## Written instruction
Write out the material again exactly, please, and omit the pictures.

## Listed records
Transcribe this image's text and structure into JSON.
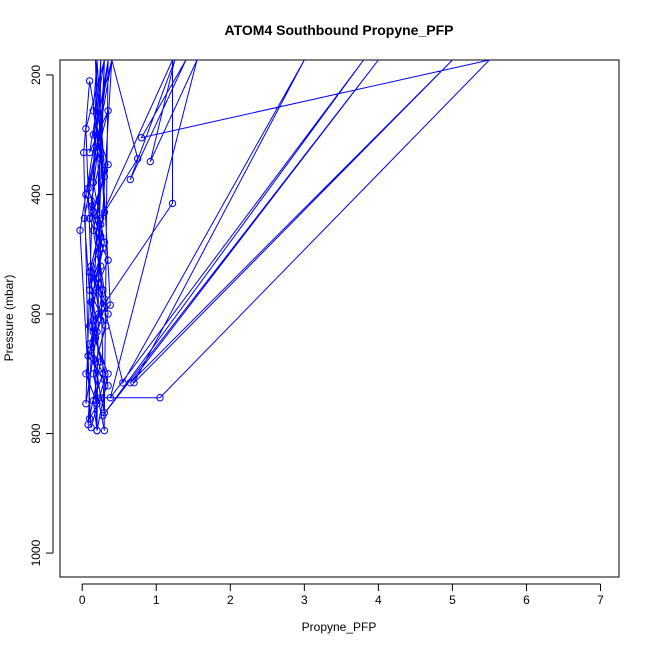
{
  "chart_data": {
    "type": "line",
    "title": "ATOM4 Southbound Propyne_PFP",
    "xlabel": "Propyne_PFP",
    "ylabel": "Pressure (mbar)",
    "xlim": [
      -0.3,
      7.25
    ],
    "ylim": [
      1040,
      175
    ],
    "y_reversed": true,
    "x_ticks": [
      0,
      1,
      2,
      3,
      4,
      5,
      6,
      7
    ],
    "y_ticks": [
      200,
      400,
      600,
      800,
      1000
    ],
    "grid": false,
    "series": [
      {
        "color": "#0000ff",
        "marker": "open-circle",
        "points": [
          [
            0.2,
            175
          ],
          [
            0.15,
            260
          ],
          [
            0.25,
            340
          ],
          [
            0.12,
            410
          ],
          [
            0.3,
            480
          ],
          [
            0.18,
            540
          ],
          [
            0.22,
            600
          ],
          [
            0.1,
            650
          ],
          [
            0.28,
            700
          ],
          [
            0.15,
            745
          ],
          [
            0.2,
            795
          ],
          [
            0.05,
            290
          ],
          [
            0.3,
            175
          ],
          [
            0.1,
            330
          ],
          [
            0.35,
            260
          ],
          [
            0.08,
            390
          ],
          [
            0.25,
            450
          ],
          [
            0.12,
            520
          ],
          [
            0.3,
            575
          ],
          [
            0.15,
            630
          ],
          [
            0.05,
            700
          ],
          [
            0.2,
            750
          ],
          [
            0.03,
            440
          ],
          [
            0.4,
            175
          ],
          [
            0.15,
            300
          ],
          [
            0.3,
            370
          ],
          [
            0.1,
            440
          ],
          [
            0.35,
            510
          ],
          [
            0.18,
            560
          ],
          [
            0.25,
            610
          ],
          [
            0.08,
            670
          ],
          [
            0.3,
            710
          ],
          [
            0.12,
            790
          ],
          [
            -0.03,
            460
          ],
          [
            0.35,
            175
          ],
          [
            0.2,
            320
          ],
          [
            0.05,
            400
          ],
          [
            0.25,
            470
          ],
          [
            0.12,
            530
          ],
          [
            0.3,
            590
          ],
          [
            0.18,
            640
          ],
          [
            0.35,
            720
          ],
          [
            0.1,
            775
          ],
          [
            0.02,
            330
          ],
          [
            0.1,
            210
          ],
          [
            0.22,
            300
          ],
          [
            0.35,
            350
          ],
          [
            0.15,
            430
          ],
          [
            0.28,
            490
          ],
          [
            0.1,
            560
          ],
          [
            0.32,
            620
          ],
          [
            0.18,
            680
          ],
          [
            0.25,
            740
          ],
          [
            1.05,
            740
          ],
          [
            5.5,
            175
          ],
          [
            0.8,
            305
          ],
          [
            1.4,
            175
          ],
          [
            0.65,
            375
          ],
          [
            1.25,
            175
          ],
          [
            0.92,
            345
          ],
          [
            1.55,
            175
          ],
          [
            0.38,
            740
          ],
          [
            3.8,
            175
          ],
          [
            0.28,
            770
          ],
          [
            4.0,
            175
          ],
          [
            0.65,
            715
          ],
          [
            5.0,
            175
          ],
          [
            0.7,
            715
          ],
          [
            3.0,
            175
          ],
          [
            0.55,
            715
          ],
          [
            0.22,
            550
          ],
          [
            0.4,
            175
          ],
          [
            0.75,
            340
          ],
          [
            0.25,
            440
          ],
          [
            1.22,
            175
          ],
          [
            1.22,
            415
          ],
          [
            0.15,
            610
          ],
          [
            0.38,
            585
          ],
          [
            0.2,
            175
          ],
          [
            0.05,
            750
          ],
          [
            0.2,
            630
          ],
          [
            0.1,
            530
          ],
          [
            0.3,
            430
          ],
          [
            0.18,
            175
          ],
          [
            0.3,
            795
          ],
          [
            0.15,
            700
          ],
          [
            0.35,
            600
          ],
          [
            0.22,
            500
          ],
          [
            0.3,
            175
          ],
          [
            0.08,
            785
          ],
          [
            0.25,
            680
          ],
          [
            0.12,
            580
          ],
          [
            0.3,
            480
          ],
          [
            0.15,
            380
          ],
          [
            0.25,
            175
          ],
          [
            0.2,
            795
          ],
          [
            0.35,
            700
          ],
          [
            0.1,
            620
          ],
          [
            0.25,
            520
          ],
          [
            0.12,
            420
          ],
          [
            0.35,
            175
          ],
          [
            0.3,
            765
          ],
          [
            0.12,
            660
          ],
          [
            0.28,
            560
          ],
          [
            0.15,
            460
          ],
          [
            0.3,
            360
          ],
          [
            0.2,
            175
          ]
        ]
      }
    ]
  }
}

## Reply
Transcribe this image's text and structure into JSON.
{
  "chart_data": {
    "type": "line",
    "title": "ATOM4 Southbound Propyne_PFP",
    "xlabel": "Propyne_PFP",
    "ylabel": "Pressure (mbar)",
    "xlim": [
      -0.3,
      7.25
    ],
    "ylim": [
      1040,
      175
    ],
    "y_reversed": true,
    "x_ticks": [
      0,
      1,
      2,
      3,
      4,
      5,
      6,
      7
    ],
    "y_ticks": [
      200,
      400,
      600,
      800,
      1000
    ],
    "grid": false,
    "series": [
      {
        "color": "#0000ff",
        "marker": "open-circle",
        "points": [
          [
            0.2,
            175
          ],
          [
            0.15,
            260
          ],
          [
            0.25,
            340
          ],
          [
            0.12,
            410
          ],
          [
            0.3,
            480
          ],
          [
            0.18,
            540
          ],
          [
            0.22,
            600
          ],
          [
            0.1,
            650
          ],
          [
            0.28,
            700
          ],
          [
            0.15,
            745
          ],
          [
            0.2,
            795
          ],
          [
            0.05,
            290
          ],
          [
            0.3,
            175
          ],
          [
            0.1,
            330
          ],
          [
            0.35,
            260
          ],
          [
            0.08,
            390
          ],
          [
            0.25,
            450
          ],
          [
            0.12,
            520
          ],
          [
            0.3,
            575
          ],
          [
            0.15,
            630
          ],
          [
            0.05,
            700
          ],
          [
            0.2,
            750
          ],
          [
            0.03,
            440
          ],
          [
            0.4,
            175
          ],
          [
            0.15,
            300
          ],
          [
            0.3,
            370
          ],
          [
            0.1,
            440
          ],
          [
            0.35,
            510
          ],
          [
            0.18,
            560
          ],
          [
            0.25,
            610
          ],
          [
            0.08,
            670
          ],
          [
            0.3,
            710
          ],
          [
            0.12,
            790
          ],
          [
            -0.03,
            460
          ],
          [
            0.35,
            175
          ],
          [
            0.2,
            320
          ],
          [
            0.05,
            400
          ],
          [
            0.25,
            470
          ],
          [
            0.12,
            530
          ],
          [
            0.3,
            590
          ],
          [
            0.18,
            640
          ],
          [
            0.35,
            720
          ],
          [
            0.1,
            775
          ],
          [
            0.02,
            330
          ],
          [
            0.1,
            210
          ],
          [
            0.22,
            300
          ],
          [
            0.35,
            350
          ],
          [
            0.15,
            430
          ],
          [
            0.28,
            490
          ],
          [
            0.1,
            560
          ],
          [
            0.32,
            620
          ],
          [
            0.18,
            680
          ],
          [
            0.25,
            740
          ],
          [
            1.05,
            740
          ],
          [
            5.5,
            175
          ],
          [
            0.8,
            305
          ],
          [
            1.4,
            175
          ],
          [
            0.65,
            375
          ],
          [
            1.25,
            175
          ],
          [
            0.92,
            345
          ],
          [
            1.55,
            175
          ],
          [
            0.38,
            740
          ],
          [
            3.8,
            175
          ],
          [
            0.28,
            770
          ],
          [
            4.0,
            175
          ],
          [
            0.65,
            715
          ],
          [
            5.0,
            175
          ],
          [
            0.7,
            715
          ],
          [
            3.0,
            175
          ],
          [
            0.55,
            715
          ],
          [
            0.22,
            550
          ],
          [
            0.4,
            175
          ],
          [
            0.75,
            340
          ],
          [
            0.25,
            440
          ],
          [
            1.22,
            175
          ],
          [
            1.22,
            415
          ],
          [
            0.15,
            610
          ],
          [
            0.38,
            585
          ],
          [
            0.2,
            175
          ],
          [
            0.05,
            750
          ],
          [
            0.2,
            630
          ],
          [
            0.1,
            530
          ],
          [
            0.3,
            430
          ],
          [
            0.18,
            175
          ],
          [
            0.3,
            795
          ],
          [
            0.15,
            700
          ],
          [
            0.35,
            600
          ],
          [
            0.22,
            500
          ],
          [
            0.3,
            175
          ],
          [
            0.08,
            785
          ],
          [
            0.25,
            680
          ],
          [
            0.12,
            580
          ],
          [
            0.3,
            480
          ],
          [
            0.15,
            380
          ],
          [
            0.25,
            175
          ],
          [
            0.2,
            795
          ],
          [
            0.35,
            700
          ],
          [
            0.1,
            620
          ],
          [
            0.25,
            520
          ],
          [
            0.12,
            420
          ],
          [
            0.35,
            175
          ],
          [
            0.3,
            765
          ],
          [
            0.12,
            660
          ],
          [
            0.28,
            560
          ],
          [
            0.15,
            460
          ],
          [
            0.3,
            360
          ],
          [
            0.2,
            175
          ]
        ]
      }
    ]
  }
}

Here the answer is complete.